— Start of DATA EXTRACT —
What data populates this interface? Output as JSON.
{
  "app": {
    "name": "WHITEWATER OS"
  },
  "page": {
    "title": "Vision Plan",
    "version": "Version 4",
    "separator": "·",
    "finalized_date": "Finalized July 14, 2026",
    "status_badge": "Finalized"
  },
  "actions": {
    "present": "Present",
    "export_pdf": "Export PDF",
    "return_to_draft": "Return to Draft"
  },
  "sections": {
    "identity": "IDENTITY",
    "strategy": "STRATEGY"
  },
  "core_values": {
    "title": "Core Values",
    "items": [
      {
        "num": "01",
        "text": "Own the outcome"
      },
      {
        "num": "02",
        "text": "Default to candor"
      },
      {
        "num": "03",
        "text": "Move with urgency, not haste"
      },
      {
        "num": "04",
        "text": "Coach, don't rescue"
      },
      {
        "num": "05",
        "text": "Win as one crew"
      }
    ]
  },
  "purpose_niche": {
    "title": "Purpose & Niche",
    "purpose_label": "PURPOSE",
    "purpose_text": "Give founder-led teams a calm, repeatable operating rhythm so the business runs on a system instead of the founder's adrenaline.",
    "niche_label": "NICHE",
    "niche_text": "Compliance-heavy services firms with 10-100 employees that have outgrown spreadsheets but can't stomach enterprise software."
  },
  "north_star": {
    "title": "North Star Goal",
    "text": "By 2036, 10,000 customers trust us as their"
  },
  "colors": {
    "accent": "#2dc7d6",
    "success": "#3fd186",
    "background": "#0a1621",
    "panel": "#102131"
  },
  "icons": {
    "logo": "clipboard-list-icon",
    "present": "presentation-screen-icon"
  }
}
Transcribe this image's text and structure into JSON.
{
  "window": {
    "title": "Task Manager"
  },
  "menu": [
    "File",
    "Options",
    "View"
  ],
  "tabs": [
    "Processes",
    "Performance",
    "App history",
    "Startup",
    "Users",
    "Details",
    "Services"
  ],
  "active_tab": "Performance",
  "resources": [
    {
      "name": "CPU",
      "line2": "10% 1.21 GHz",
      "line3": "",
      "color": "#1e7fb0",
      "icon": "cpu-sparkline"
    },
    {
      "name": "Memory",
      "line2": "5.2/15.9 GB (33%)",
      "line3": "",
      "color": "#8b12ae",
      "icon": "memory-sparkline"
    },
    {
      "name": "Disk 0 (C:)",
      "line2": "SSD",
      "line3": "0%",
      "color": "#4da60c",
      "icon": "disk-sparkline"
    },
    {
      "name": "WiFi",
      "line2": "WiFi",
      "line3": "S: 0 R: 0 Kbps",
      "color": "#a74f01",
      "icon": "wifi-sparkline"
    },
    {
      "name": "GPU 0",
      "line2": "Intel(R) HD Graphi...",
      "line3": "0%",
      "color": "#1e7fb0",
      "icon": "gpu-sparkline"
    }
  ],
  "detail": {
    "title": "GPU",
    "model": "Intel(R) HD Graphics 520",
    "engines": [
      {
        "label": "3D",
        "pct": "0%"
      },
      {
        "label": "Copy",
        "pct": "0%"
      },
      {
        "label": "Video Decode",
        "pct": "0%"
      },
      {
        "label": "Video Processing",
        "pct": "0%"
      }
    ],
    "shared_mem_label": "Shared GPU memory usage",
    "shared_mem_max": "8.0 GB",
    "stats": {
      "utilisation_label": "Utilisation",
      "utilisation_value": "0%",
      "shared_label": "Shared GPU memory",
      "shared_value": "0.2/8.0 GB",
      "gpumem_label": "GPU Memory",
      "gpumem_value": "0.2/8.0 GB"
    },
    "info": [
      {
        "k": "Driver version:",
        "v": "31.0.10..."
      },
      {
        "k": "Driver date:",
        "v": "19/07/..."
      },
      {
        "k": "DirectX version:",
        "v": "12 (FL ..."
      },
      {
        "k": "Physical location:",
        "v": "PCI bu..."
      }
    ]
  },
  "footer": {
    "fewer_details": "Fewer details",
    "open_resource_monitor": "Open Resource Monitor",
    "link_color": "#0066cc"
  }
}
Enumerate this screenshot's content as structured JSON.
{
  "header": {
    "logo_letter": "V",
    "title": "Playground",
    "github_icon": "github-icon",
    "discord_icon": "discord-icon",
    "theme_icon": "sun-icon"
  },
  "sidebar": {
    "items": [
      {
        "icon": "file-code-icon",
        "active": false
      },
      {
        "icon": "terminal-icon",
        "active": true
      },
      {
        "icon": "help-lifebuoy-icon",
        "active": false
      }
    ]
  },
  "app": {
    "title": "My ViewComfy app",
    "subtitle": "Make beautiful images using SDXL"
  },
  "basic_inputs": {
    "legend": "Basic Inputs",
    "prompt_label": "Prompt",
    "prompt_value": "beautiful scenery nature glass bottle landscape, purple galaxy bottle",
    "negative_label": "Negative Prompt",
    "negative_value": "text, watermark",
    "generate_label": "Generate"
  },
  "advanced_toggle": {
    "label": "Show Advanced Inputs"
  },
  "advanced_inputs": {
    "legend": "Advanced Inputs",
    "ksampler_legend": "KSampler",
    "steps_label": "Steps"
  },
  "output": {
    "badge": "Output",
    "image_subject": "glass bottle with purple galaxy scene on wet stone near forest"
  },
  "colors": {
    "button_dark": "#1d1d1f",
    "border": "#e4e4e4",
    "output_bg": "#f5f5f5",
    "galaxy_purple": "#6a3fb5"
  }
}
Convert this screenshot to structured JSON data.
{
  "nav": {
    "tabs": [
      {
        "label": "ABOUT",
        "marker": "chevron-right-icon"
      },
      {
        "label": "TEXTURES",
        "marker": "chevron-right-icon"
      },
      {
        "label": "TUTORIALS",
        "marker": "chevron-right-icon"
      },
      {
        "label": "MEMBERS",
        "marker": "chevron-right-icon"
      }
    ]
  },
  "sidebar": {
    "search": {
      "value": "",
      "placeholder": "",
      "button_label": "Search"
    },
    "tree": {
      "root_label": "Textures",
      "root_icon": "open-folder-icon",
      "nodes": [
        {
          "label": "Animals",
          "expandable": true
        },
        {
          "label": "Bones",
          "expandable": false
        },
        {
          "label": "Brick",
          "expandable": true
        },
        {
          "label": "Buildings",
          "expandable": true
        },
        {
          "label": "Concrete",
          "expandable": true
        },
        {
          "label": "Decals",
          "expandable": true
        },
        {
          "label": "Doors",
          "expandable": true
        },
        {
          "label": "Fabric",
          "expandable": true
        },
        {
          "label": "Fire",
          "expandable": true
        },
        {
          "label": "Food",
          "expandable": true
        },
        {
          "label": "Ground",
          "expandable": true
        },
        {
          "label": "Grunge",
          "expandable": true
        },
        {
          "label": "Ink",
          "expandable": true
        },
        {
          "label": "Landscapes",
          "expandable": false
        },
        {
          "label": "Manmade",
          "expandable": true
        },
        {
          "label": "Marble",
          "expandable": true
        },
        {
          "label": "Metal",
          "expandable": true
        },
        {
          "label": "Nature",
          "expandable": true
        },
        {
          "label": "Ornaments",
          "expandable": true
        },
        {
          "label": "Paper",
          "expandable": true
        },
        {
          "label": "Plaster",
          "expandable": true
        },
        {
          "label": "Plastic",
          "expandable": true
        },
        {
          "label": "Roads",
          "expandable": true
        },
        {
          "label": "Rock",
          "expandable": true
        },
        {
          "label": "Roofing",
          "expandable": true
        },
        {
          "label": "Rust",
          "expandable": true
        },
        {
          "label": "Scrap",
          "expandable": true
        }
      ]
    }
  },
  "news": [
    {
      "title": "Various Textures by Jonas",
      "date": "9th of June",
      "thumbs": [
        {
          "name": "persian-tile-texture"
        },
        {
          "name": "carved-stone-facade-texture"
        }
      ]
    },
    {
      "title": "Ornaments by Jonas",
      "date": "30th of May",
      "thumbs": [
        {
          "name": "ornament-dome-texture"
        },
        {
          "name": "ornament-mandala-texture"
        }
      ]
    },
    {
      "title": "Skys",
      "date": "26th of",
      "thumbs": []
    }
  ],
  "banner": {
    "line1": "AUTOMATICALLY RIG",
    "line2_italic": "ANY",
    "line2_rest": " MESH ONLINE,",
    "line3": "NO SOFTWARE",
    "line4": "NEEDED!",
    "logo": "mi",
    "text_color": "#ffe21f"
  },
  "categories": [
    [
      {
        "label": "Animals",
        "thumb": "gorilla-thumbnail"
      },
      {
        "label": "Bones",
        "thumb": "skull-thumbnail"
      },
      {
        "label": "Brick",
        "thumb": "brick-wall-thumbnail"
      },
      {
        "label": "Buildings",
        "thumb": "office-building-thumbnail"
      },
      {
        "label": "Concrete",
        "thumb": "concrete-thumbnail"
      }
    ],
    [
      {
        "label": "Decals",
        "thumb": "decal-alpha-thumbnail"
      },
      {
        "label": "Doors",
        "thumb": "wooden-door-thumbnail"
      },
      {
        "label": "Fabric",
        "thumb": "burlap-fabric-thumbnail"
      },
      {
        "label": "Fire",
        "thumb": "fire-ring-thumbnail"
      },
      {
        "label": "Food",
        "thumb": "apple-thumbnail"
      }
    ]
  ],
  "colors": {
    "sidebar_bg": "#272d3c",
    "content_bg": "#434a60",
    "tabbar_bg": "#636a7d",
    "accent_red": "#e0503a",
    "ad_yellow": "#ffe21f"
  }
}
— End of DATA EXTRACT —
→ **TASK**
Pull out every line in the material above where "beautiful" occurs.

→ **ANSWER TO THIS PROBLEM**
    "subtitle": "Make beautiful images using SDXL"
    "prompt_value": "beautiful scenery nature glass bottle landscape, purple galaxy bottle",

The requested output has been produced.